_Stated exercise_
Here are some records; quote them exactly, leaving out the pictures.

━━━━━ Material ━━━━━

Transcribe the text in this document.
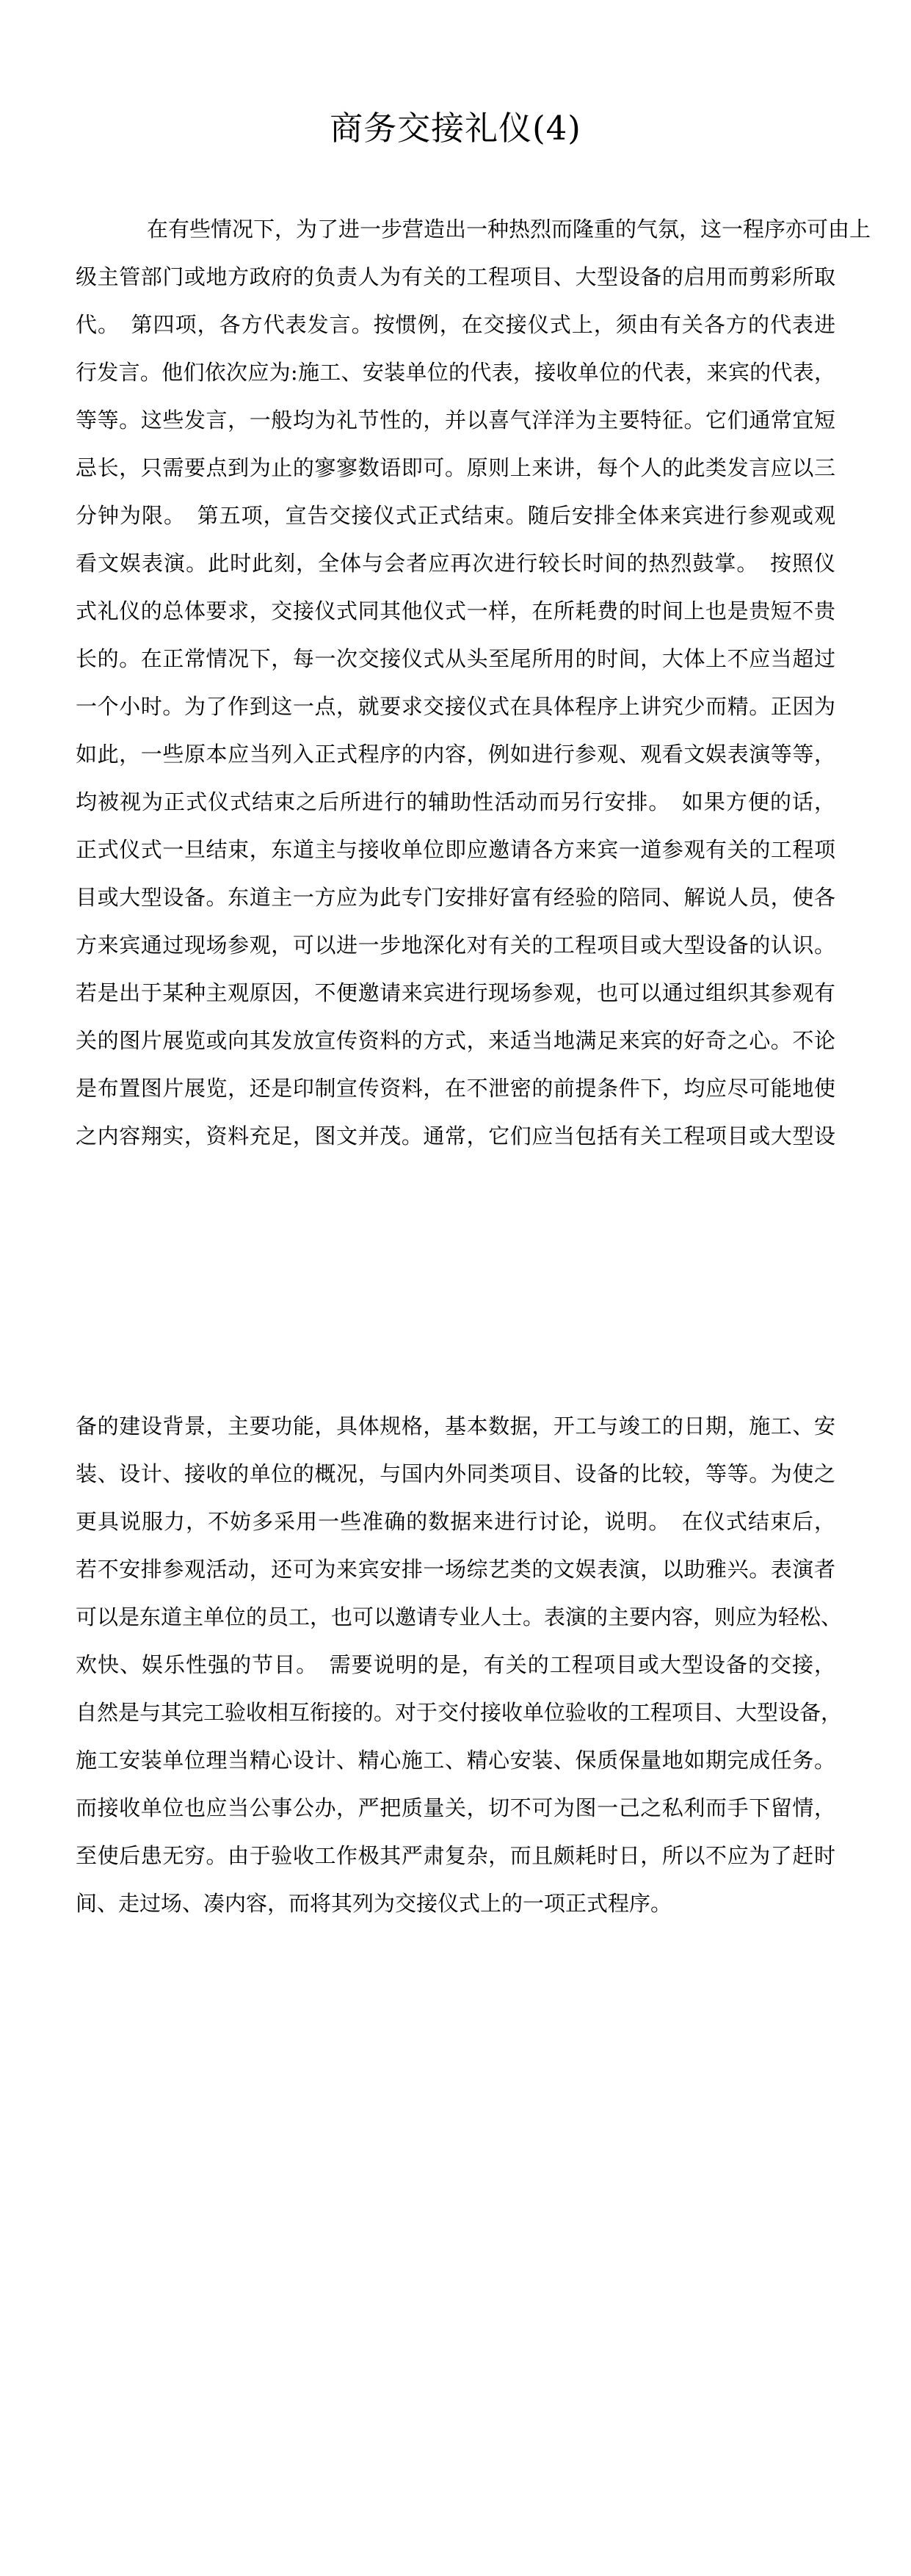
商务交接礼仪(4)
在有些情况下，为了进一步营造出一种热烈而隆重的气氛，这一程序亦可由上
级主管部门或地方政府的负责人为有关的工程项目、大型设备的启用而剪彩所取
代。　第四项，各方代表发言。按惯例，在交接仪式上，须由有关各方的代表进
行发言。他们依次应为:施工、安装单位的代表，接收单位的代表，来宾的代表，
等等。这些发言，一般均为礼节性的，并以喜气洋洋为主要特征。它们通常宜短
忌长，只需要点到为止的寥寥数语即可。原则上来讲，每个人的此类发言应以三
分钟为限。　第五项，宣告交接仪式正式结束。随后安排全体来宾进行参观或观
看文娱表演。此时此刻，全体与会者应再次进行较长时间的热烈鼓掌。　按照仪
式礼仪的总体要求，交接仪式同其他仪式一样，在所耗费的时间上也是贵短不贵
长的。在正常情况下，每一次交接仪式从头至尾所用的时间，大体上不应当超过
一个小时。为了作到这一点，就要求交接仪式在具体程序上讲究少而精。正因为
如此，一些原本应当列入正式程序的内容，例如进行参观、观看文娱表演等等，
均被视为正式仪式结束之后所进行的辅助性活动而另行安排。　如果方便的话，
正式仪式一旦结束，东道主与接收单位即应邀请各方来宾一道参观有关的工程项
目或大型设备。东道主一方应为此专门安排好富有经验的陪同、解说人员，使各
方来宾通过现场参观，可以进一步地深化对有关的工程项目或大型设备的认识。
若是出于某种主观原因，不便邀请来宾进行现场参观，也可以通过组织其参观有
关的图片展览或向其发放宣传资料的方式，来适当地满足来宾的好奇之心。不论
是布置图片展览，还是印制宣传资料，在不泄密的前提条件下，均应尽可能地使
之内容翔实，资料充足，图文并茂。通常，它们应当包括有关工程项目或大型设
备的建设背景，主要功能，具体规格，基本数据，开工与竣工的日期，施工、安
装、设计、接收的单位的概况，与国内外同类项目、设备的比较，等等。为使之
更具说服力，不妨多采用一些准确的数据来进行讨论，说明。　在仪式结束后，
若不安排参观活动，还可为来宾安排一场综艺类的文娱表演，以助雅兴。表演者
可以是东道主单位的员工，也可以邀请专业人士。表演的主要内容，则应为轻松、
欢快、娱乐性强的节目。　需要说明的是，有关的工程项目或大型设备的交接，
自然是与其完工验收相互衔接的。对于交付接收单位验收的工程项目、大型设备，
施工安装单位理当精心设计、精心施工、精心安装、保质保量地如期完成任务。
而接收单位也应当公事公办，严把质量关，切不可为图一己之私利而手下留情，
至使后患无穷。由于验收工作极其严肃复杂，而且颇耗时日，所以不应为了赶时
间、走过场、凑内容，而将其列为交接仪式上的一项正式程序。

━━━━━

_Result_
Transcribe the text in this document.
商务交接礼仪(4)
在有些情况下，为了进一步营造出一种热烈而隆重的气氛，这一程序亦可由上
级主管部门或地方政府的负责人为有关的工程项目、大型设备的启用而剪彩所取
代。　第四项，各方代表发言。按惯例，在交接仪式上，须由有关各方的代表进
行发言。他们依次应为:施工、安装单位的代表，接收单位的代表，来宾的代表，
等等。这些发言，一般均为礼节性的，并以喜气洋洋为主要特征。它们通常宜短
忌长，只需要点到为止的寥寥数语即可。原则上来讲，每个人的此类发言应以三
分钟为限。　第五项，宣告交接仪式正式结束。随后安排全体来宾进行参观或观
看文娱表演。此时此刻，全体与会者应再次进行较长时间的热烈鼓掌。　按照仪
式礼仪的总体要求，交接仪式同其他仪式一样，在所耗费的时间上也是贵短不贵
长的。在正常情况下，每一次交接仪式从头至尾所用的时间，大体上不应当超过
一个小时。为了作到这一点，就要求交接仪式在具体程序上讲究少而精。正因为
如此，一些原本应当列入正式程序的内容，例如进行参观、观看文娱表演等等，
均被视为正式仪式结束之后所进行的辅助性活动而另行安排。　如果方便的话，
正式仪式一旦结束，东道主与接收单位即应邀请各方来宾一道参观有关的工程项
目或大型设备。东道主一方应为此专门安排好富有经验的陪同、解说人员，使各
方来宾通过现场参观，可以进一步地深化对有关的工程项目或大型设备的认识。
若是出于某种主观原因，不便邀请来宾进行现场参观，也可以通过组织其参观有
关的图片展览或向其发放宣传资料的方式，来适当地满足来宾的好奇之心。不论
是布置图片展览，还是印制宣传资料，在不泄密的前提条件下，均应尽可能地使
之内容翔实，资料充足，图文并茂。通常，它们应当包括有关工程项目或大型设
备的建设背景，主要功能，具体规格，基本数据，开工与竣工的日期，施工、安
装、设计、接收的单位的概况，与国内外同类项目、设备的比较，等等。为使之
更具说服力，不妨多采用一些准确的数据来进行讨论，说明。　在仪式结束后，
若不安排参观活动，还可为来宾安排一场综艺类的文娱表演，以助雅兴。表演者
可以是东道主单位的员工，也可以邀请专业人士。表演的主要内容，则应为轻松、
欢快、娱乐性强的节目。　需要说明的是，有关的工程项目或大型设备的交接，
自然是与其完工验收相互衔接的。对于交付接收单位验收的工程项目、大型设备，
施工安装单位理当精心设计、精心施工、精心安装、保质保量地如期完成任务。
而接收单位也应当公事公办，严把质量关，切不可为图一己之私利而手下留情，
至使后患无穷。由于验收工作极其严肃复杂，而且颇耗时日，所以不应为了赶时
间、走过场、凑内容，而将其列为交接仪式上的一项正式程序。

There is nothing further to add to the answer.